■ **LISTING**:
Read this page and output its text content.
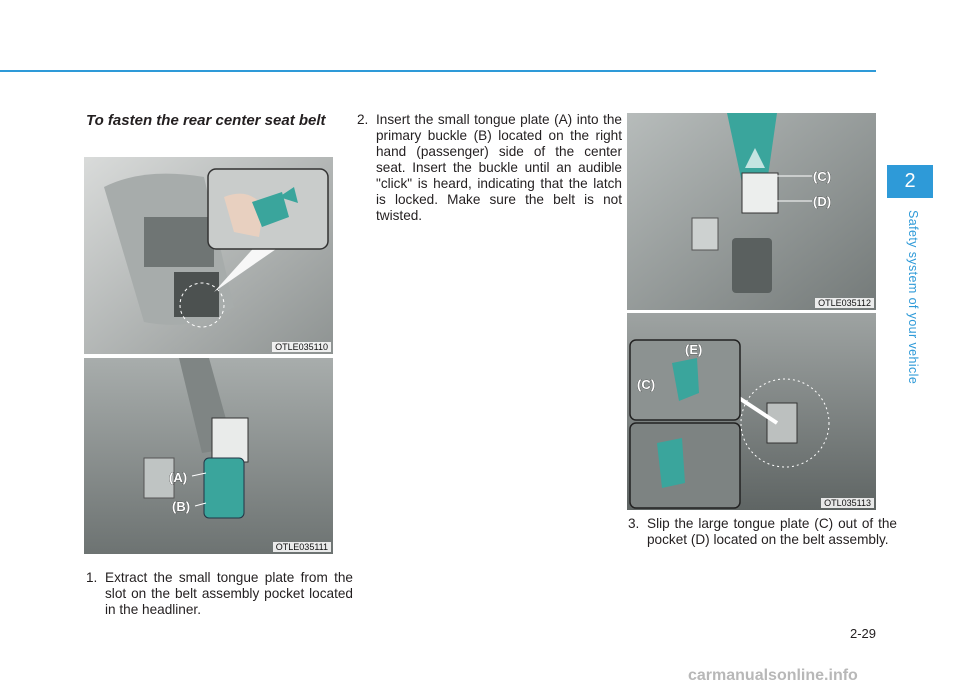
2
Safety system of your vehicle
To fasten the rear center seat belt
OTLE035110
(A)
(B)
OTLE035111
1. Extract the small tongue plate from the slot on the belt assembly pocket located in the headliner.
2. Insert the small tongue plate (A) into the primary buckle (B) located on the right hand (passenger) side of the center seat. Insert the buckle until an audible "click" is heard, indicating that the latch is locked. Make sure the belt is not twisted.
(C)
(D)
OTLE035112
(E)
(C)
OTL035113
3. Slip the large tongue plate (C) out of the pocket (D) located on the belt assembly.
2-29
carmanualsonline.info
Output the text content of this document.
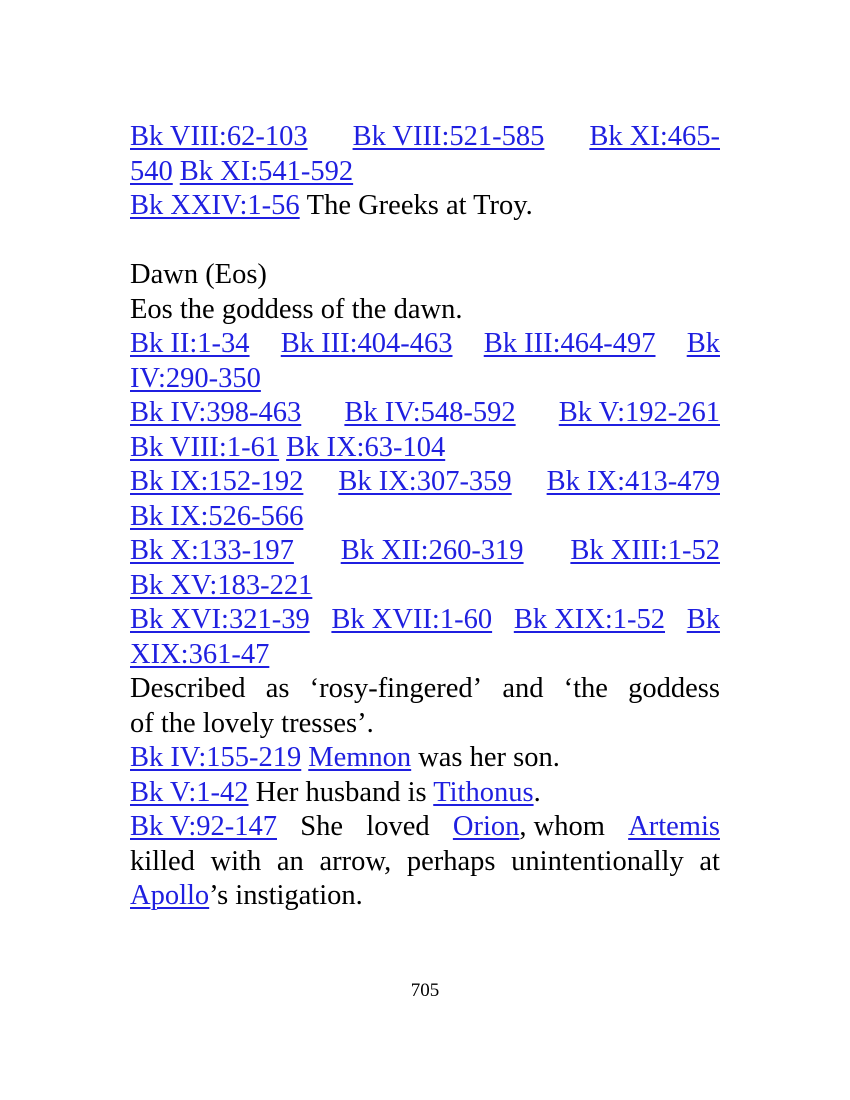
Bk VIII:62-103 Bk VIII:521-585 Bk XI:465-
540 Bk XI:541-592
Bk XXIV:1-56 The Greeks at Troy.
Dawn (Eos)
Eos the goddess of the dawn.
Bk II:1-34 Bk III:404-463 Bk III:464-497 Bk
IV:290-350
Bk IV:398-463 Bk IV:548-592 Bk V:192-261
Bk VIII:1-61 Bk IX:63-104
Bk IX:152-192 Bk IX:307-359 Bk IX:413-479
Bk IX:526-566
Bk X:133-197 Bk XII:260-319 Bk XIII:1-52
Bk XV:183-221
Bk XVI:321-39 Bk XVII:1-60 Bk XIX:1-52 Bk
XIX:361-47
Described as ‘rosy-fingered’ and ‘the goddess
of the lovely tresses’.
Bk IV:155-219 Memnon was her son.
Bk V:1-42 Her husband is Tithonus.
Bk V:92-147 She loved Orion, whom Artemis
killed with an arrow, perhaps unintentionally at
Apollo’s instigation.
705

■ **BRIEF**:
Extract only the lines from the line containing "Output the text content of this document." through the final line of the listing above, unchanged; pictures stay out of the copy.

■ **EXERCISE RESPONSE**:
Output the text content of this document.
Bk VIII:62-103 Bk VIII:521-585 Bk XI:465-
540 Bk XI:541-592
Bk XXIV:1-56 The Greeks at Troy.
Dawn (Eos)
Eos the goddess of the dawn.
Bk II:1-34 Bk III:404-463 Bk III:464-497 Bk
IV:290-350
Bk IV:398-463 Bk IV:548-592 Bk V:192-261
Bk VIII:1-61 Bk IX:63-104
Bk IX:152-192 Bk IX:307-359 Bk IX:413-479
Bk IX:526-566
Bk X:133-197 Bk XII:260-319 Bk XIII:1-52
Bk XV:183-221
Bk XVI:321-39 Bk XVII:1-60 Bk XIX:1-52 Bk
XIX:361-47
Described as ‘rosy-fingered’ and ‘the goddess
of the lovely tresses’.
Bk IV:155-219 Memnon was her son.
Bk V:1-42 Her husband is Tithonus.
Bk V:92-147 She loved Orion, whom Artemis
killed with an arrow, perhaps unintentionally at
Apollo’s instigation.
705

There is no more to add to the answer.